OBJECTIVE: Which lines below hold the word "options"? Copy all of them.

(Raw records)
>> Start
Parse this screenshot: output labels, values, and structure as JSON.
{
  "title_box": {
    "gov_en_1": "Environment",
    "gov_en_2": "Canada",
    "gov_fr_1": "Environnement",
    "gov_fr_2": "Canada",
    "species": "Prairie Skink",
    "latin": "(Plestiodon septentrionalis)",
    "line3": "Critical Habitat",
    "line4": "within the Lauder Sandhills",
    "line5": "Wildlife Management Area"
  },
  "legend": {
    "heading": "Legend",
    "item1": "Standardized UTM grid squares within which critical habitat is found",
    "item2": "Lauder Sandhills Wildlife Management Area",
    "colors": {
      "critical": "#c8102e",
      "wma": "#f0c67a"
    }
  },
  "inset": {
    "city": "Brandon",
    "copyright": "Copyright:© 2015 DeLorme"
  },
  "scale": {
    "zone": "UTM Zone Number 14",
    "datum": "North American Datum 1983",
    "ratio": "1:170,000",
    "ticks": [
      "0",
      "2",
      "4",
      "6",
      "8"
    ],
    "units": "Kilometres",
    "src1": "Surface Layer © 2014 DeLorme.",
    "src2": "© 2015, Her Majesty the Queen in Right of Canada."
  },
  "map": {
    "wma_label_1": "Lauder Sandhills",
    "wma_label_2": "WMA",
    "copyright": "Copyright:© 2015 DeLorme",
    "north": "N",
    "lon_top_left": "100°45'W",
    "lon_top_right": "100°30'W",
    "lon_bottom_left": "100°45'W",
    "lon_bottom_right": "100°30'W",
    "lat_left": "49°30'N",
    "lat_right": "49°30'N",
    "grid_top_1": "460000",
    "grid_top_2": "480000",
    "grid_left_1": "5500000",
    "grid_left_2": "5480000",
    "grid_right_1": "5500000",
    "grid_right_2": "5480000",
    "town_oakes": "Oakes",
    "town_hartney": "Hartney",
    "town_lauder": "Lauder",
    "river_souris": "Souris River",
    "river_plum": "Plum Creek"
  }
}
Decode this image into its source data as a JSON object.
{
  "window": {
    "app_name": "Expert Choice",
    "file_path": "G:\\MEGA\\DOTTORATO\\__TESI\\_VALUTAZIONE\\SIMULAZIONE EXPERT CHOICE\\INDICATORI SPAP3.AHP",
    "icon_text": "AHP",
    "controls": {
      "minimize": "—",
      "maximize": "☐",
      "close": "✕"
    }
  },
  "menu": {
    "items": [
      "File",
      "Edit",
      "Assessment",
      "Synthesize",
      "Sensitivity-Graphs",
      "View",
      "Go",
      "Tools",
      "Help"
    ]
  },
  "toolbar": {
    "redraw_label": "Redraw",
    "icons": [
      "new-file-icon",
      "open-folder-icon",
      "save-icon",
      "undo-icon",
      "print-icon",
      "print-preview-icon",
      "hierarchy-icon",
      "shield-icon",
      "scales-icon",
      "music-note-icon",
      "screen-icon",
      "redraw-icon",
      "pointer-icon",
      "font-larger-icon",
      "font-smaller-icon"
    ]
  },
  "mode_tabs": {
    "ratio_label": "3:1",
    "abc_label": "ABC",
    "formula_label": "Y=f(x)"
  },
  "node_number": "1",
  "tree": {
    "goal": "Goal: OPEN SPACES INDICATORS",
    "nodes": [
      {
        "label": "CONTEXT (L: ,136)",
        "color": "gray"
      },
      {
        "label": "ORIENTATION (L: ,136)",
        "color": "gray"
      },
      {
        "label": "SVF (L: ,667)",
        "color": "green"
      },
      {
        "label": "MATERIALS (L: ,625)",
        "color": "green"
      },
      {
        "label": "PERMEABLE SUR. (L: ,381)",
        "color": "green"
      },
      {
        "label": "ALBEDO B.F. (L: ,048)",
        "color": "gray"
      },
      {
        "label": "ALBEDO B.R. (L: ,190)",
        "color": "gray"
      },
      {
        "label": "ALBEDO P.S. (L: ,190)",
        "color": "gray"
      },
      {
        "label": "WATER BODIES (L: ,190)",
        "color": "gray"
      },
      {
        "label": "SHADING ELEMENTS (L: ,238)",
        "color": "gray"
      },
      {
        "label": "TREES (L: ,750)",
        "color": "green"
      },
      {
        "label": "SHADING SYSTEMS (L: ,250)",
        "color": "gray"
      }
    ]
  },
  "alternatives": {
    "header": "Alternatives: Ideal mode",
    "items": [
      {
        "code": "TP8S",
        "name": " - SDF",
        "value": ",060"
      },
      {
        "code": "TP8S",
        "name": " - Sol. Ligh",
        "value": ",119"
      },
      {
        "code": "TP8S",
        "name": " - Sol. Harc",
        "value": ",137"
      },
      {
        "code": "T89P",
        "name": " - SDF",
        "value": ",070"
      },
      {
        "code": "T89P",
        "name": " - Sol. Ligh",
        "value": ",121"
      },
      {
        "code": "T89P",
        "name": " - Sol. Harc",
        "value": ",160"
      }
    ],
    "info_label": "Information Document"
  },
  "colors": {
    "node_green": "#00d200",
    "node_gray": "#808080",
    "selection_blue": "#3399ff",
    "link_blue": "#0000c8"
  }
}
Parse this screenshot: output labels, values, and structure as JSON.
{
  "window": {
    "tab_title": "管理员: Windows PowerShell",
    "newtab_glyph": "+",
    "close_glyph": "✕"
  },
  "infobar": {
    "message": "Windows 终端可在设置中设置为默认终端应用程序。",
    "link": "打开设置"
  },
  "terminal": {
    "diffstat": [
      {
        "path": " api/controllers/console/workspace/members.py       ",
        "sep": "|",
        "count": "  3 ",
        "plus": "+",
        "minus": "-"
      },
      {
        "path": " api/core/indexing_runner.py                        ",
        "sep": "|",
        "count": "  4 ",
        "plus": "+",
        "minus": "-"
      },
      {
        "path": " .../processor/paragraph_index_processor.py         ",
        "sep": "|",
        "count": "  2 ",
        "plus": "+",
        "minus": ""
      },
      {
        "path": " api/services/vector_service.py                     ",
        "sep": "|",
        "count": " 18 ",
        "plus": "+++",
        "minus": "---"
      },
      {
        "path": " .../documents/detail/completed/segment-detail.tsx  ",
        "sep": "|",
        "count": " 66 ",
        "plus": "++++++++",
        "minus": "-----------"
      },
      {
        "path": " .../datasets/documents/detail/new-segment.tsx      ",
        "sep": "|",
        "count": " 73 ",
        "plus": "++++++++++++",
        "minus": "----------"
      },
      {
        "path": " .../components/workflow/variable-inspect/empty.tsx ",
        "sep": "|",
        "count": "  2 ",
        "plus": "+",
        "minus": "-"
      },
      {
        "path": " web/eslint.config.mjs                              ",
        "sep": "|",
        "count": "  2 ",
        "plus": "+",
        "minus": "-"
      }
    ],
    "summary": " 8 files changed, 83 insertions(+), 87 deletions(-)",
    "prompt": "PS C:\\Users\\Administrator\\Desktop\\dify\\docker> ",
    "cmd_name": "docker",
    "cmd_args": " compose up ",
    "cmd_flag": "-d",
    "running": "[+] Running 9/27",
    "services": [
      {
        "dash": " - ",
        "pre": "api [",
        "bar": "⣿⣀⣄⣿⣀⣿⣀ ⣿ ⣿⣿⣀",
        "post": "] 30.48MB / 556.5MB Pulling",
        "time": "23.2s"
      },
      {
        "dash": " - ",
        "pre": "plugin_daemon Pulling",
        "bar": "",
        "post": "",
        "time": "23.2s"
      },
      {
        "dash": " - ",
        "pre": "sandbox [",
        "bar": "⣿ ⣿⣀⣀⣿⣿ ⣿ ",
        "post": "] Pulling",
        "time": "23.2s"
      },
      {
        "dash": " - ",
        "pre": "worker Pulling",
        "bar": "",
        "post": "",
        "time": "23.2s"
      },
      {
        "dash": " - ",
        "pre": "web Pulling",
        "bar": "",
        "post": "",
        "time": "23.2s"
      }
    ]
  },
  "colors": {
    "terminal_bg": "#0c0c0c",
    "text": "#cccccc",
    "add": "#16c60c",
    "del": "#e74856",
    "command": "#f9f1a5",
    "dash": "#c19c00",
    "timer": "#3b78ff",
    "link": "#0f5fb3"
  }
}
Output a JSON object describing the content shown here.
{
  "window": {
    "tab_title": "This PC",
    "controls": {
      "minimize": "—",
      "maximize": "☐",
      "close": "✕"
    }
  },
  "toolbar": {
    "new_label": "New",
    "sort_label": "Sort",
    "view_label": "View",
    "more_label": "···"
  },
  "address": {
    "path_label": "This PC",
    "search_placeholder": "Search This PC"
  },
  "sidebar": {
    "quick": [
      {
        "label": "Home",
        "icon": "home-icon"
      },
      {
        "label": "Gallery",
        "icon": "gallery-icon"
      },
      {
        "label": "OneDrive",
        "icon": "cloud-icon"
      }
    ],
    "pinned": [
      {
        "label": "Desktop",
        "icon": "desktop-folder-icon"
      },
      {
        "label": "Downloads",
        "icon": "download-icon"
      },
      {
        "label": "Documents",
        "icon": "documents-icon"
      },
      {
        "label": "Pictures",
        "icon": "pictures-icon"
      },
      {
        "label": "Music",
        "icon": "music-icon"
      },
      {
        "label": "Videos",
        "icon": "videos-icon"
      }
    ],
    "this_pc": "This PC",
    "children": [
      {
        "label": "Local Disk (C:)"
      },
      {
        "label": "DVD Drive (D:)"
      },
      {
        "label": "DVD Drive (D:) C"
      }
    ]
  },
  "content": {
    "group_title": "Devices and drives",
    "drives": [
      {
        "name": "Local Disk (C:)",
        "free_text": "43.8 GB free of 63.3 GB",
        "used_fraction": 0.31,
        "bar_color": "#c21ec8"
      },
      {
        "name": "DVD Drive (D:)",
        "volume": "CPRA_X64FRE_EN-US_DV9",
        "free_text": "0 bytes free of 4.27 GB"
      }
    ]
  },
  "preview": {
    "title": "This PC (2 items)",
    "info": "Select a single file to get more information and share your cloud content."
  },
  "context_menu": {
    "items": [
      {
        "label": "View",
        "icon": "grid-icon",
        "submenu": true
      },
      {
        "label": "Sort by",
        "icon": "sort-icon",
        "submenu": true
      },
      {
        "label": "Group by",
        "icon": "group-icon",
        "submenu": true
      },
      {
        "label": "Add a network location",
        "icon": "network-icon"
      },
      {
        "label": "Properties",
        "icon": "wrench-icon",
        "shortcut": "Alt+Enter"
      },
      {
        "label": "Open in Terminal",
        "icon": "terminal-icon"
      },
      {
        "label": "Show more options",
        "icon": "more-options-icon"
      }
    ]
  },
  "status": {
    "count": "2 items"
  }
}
>> End
SOLUTION TO THE EXERCISE:
        "label": "Show more options",
        "icon": "more-options-icon"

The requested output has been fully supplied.